══ Materials provided
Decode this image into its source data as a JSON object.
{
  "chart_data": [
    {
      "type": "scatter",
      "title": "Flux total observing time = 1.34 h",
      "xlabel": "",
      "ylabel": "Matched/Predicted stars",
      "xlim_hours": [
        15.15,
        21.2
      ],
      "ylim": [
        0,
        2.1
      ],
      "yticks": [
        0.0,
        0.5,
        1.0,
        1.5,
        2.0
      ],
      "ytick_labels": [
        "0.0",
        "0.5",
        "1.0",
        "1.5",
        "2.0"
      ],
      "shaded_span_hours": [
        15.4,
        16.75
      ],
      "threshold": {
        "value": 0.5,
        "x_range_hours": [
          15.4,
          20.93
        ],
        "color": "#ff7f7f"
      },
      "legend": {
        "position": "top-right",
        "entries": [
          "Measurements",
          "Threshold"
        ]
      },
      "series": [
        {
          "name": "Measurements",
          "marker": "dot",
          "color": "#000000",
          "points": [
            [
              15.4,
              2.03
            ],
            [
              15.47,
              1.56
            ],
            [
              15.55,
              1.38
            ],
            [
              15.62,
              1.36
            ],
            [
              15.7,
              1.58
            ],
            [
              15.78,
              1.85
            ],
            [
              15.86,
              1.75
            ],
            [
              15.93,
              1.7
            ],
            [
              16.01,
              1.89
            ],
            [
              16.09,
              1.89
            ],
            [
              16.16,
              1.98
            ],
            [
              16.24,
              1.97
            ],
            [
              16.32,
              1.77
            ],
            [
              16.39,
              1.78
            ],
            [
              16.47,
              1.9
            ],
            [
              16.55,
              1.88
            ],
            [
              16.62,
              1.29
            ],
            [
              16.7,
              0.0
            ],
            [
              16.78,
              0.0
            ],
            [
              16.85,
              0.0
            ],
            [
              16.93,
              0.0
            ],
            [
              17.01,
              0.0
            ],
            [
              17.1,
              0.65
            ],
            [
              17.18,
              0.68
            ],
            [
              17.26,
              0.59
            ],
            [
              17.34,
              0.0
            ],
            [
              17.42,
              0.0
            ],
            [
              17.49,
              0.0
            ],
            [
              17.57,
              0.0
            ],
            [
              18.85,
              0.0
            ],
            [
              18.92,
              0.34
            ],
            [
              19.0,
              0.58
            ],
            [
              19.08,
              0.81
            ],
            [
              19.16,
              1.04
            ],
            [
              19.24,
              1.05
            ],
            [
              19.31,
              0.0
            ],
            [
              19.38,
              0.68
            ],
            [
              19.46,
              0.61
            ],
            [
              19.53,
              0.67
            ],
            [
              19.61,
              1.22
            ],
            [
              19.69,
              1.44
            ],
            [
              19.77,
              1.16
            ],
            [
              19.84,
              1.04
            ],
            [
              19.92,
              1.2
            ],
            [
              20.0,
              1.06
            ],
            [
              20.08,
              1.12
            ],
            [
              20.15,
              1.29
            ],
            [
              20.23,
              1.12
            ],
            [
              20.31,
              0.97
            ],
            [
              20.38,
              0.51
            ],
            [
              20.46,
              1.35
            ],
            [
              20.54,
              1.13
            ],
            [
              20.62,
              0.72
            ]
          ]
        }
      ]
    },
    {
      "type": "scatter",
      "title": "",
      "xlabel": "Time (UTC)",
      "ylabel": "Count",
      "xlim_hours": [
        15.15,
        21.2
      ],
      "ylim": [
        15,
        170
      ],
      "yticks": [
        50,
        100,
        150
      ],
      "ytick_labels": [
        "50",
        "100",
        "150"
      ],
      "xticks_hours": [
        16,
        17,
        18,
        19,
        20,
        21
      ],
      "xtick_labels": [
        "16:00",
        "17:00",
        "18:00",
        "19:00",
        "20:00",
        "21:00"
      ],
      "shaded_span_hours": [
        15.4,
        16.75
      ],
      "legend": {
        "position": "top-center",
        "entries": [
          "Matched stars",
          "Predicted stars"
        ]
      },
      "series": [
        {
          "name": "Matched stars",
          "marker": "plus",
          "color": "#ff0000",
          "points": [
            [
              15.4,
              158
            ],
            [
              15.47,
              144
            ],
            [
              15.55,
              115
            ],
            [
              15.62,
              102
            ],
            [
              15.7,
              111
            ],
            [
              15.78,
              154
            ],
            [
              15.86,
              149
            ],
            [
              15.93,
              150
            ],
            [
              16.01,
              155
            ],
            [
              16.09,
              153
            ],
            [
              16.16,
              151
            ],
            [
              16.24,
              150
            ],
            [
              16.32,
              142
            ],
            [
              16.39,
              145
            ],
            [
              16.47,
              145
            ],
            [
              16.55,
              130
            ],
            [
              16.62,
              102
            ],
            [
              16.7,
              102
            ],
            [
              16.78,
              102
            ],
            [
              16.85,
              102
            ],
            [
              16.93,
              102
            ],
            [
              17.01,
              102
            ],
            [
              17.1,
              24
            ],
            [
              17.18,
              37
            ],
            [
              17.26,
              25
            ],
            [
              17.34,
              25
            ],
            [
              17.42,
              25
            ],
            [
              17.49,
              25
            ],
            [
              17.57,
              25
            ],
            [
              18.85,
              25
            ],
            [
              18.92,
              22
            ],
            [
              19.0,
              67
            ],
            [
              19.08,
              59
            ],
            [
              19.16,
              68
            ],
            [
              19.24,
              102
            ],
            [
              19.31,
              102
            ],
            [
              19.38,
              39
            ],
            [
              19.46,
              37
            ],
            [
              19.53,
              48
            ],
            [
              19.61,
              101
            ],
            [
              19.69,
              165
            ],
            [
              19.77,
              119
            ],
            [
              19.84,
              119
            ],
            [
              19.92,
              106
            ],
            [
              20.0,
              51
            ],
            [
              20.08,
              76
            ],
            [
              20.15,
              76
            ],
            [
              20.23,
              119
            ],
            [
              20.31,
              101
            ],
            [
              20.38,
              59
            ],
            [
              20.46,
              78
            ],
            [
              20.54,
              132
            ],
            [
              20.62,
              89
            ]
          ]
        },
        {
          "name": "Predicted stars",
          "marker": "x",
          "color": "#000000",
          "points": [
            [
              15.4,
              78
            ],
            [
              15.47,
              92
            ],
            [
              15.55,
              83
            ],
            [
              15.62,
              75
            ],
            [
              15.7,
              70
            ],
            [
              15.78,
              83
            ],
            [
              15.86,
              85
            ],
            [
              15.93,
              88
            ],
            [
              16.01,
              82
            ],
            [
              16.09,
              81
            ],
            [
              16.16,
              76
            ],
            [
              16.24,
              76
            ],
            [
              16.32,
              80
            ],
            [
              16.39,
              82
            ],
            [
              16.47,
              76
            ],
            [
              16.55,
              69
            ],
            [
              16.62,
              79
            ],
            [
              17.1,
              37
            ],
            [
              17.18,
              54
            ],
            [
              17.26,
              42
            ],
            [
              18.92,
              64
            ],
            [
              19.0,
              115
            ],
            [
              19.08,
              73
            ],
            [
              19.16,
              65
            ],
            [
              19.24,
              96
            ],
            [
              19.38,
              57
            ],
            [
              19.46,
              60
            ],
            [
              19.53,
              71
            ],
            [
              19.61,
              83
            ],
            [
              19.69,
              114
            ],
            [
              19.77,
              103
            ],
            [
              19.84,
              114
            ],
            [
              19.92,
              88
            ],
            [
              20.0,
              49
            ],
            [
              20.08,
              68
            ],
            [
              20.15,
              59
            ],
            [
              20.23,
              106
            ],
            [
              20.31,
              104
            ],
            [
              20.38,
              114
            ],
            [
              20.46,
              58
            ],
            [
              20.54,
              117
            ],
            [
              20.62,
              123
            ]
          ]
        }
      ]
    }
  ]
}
════
▶ Instructions for the task
Read through the lines above and collect those that contain the string "ylabel".

▶ Final result
      "ylabel": "Matched/Predicted stars",
      "ylabel": "Count",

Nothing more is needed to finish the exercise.